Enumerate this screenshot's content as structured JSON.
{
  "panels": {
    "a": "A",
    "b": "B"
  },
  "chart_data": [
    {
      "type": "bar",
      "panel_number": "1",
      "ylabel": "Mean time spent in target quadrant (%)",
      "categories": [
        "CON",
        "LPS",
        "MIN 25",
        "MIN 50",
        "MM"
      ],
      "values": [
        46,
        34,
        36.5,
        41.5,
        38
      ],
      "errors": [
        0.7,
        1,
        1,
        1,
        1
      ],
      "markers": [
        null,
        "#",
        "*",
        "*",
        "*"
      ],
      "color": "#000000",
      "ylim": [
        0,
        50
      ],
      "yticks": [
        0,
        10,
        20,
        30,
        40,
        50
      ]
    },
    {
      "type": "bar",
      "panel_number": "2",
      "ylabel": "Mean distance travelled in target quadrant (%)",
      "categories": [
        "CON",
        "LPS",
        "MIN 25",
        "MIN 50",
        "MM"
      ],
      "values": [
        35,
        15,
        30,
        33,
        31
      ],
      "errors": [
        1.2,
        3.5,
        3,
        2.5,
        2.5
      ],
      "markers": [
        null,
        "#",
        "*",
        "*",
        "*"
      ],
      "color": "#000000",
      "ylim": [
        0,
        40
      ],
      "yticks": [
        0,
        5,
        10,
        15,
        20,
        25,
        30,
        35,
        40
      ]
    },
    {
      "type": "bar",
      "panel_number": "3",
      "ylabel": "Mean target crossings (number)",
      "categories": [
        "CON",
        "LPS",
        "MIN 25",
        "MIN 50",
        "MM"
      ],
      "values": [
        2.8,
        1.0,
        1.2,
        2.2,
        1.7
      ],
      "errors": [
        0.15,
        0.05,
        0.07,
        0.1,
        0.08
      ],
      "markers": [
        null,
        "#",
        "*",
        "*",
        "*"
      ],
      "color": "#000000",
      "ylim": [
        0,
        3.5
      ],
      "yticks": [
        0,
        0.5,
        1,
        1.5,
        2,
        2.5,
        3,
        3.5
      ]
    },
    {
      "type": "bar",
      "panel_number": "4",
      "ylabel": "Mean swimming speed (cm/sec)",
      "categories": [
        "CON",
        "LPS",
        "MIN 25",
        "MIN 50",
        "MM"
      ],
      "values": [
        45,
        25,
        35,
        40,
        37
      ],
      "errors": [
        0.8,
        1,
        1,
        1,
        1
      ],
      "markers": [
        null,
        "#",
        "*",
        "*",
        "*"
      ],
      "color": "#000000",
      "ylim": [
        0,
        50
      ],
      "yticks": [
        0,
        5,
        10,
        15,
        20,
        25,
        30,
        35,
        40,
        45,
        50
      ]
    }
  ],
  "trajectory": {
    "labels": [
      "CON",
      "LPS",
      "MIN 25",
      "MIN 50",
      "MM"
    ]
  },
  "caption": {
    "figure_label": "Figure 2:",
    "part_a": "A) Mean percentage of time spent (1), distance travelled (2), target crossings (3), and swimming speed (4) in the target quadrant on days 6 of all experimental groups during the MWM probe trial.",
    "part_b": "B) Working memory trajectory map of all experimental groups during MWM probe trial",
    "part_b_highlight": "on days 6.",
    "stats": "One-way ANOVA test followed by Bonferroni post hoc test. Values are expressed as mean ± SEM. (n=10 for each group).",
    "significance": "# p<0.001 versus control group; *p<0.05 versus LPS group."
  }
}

• • •

▶ **Objective**: Copy out each line above, character for character.

▶ **Reply**:
Enumerate this screenshot's content as structured JSON.
{
  "panels": {
    "a": "A",
    "b": "B"
  },
  "chart_data": [
    {
      "type": "bar",
      "panel_number": "1",
      "ylabel": "Mean time spent in target quadrant (%)",
      "categories": [
        "CON",
        "LPS",
        "MIN 25",
        "MIN 50",
        "MM"
      ],
      "values": [
        46,
        34,
        36.5,
        41.5,
        38
      ],
      "errors": [
        0.7,
        1,
        1,
        1,
        1
      ],
      "markers": [
        null,
        "#",
        "*",
        "*",
        "*"
      ],
      "color": "#000000",
      "ylim": [
        0,
        50
      ],
      "yticks": [
        0,
        10,
        20,
        30,
        40,
        50
      ]
    },
    {
      "type": "bar",
      "panel_number": "2",
      "ylabel": "Mean distance travelled in target quadrant (%)",
      "categories": [
        "CON",
        "LPS",
        "MIN 25",
        "MIN 50",
        "MM"
      ],
      "values": [
        35,
        15,
        30,
        33,
        31
      ],
      "errors": [
        1.2,
        3.5,
        3,
        2.5,
        2.5
      ],
      "markers": [
        null,
        "#",
        "*",
        "*",
        "*"
      ],
      "color": "#000000",
      "ylim": [
        0,
        40
      ],
      "yticks": [
        0,
        5,
        10,
        15,
        20,
        25,
        30,
        35,
        40
      ]
    },
    {
      "type": "bar",
      "panel_number": "3",
      "ylabel": "Mean target crossings (number)",
      "categories": [
        "CON",
        "LPS",
        "MIN 25",
        "MIN 50",
        "MM"
      ],
      "values": [
        2.8,
        1.0,
        1.2,
        2.2,
        1.7
      ],
      "errors": [
        0.15,
        0.05,
        0.07,
        0.1,
        0.08
      ],
      "markers": [
        null,
        "#",
        "*",
        "*",
        "*"
      ],
      "color": "#000000",
      "ylim": [
        0,
        3.5
      ],
      "yticks": [
        0,
        0.5,
        1,
        1.5,
        2,
        2.5,
        3,
        3.5
      ]
    },
    {
      "type": "bar",
      "panel_number": "4",
      "ylabel": "Mean swimming speed (cm/sec)",
      "categories": [
        "CON",
        "LPS",
        "MIN 25",
        "MIN 50",
        "MM"
      ],
      "values": [
        45,
        25,
        35,
        40,
        37
      ],
      "errors": [
        0.8,
        1,
        1,
        1,
        1
      ],
      "markers": [
        null,
        "#",
        "*",
        "*",
        "*"
      ],
      "color": "#000000",
      "ylim": [
        0,
        50
      ],
      "yticks": [
        0,
        5,
        10,
        15,
        20,
        25,
        30,
        35,
        40,
        45,
        50
      ]
    }
  ],
  "trajectory": {
    "labels": [
      "CON",
      "LPS",
      "MIN 25",
      "MIN 50",
      "MM"
    ]
  },
  "caption": {
    "figure_label": "Figure 2:",
    "part_a": "A) Mean percentage of time spent (1), distance travelled (2), target crossings (3), and swimming speed (4) in the target quadrant on days 6 of all experimental groups during the MWM probe trial.",
    "part_b": "B) Working memory trajectory map of all experimental groups during MWM probe trial",
    "part_b_highlight": "on days 6.",
    "stats": "One-way ANOVA test followed by Bonferroni post hoc test. Values are expressed as mean ± SEM. (n=10 for each group).",
    "significance": "# p<0.001 versus control group; *p<0.05 versus LPS group."
  }
}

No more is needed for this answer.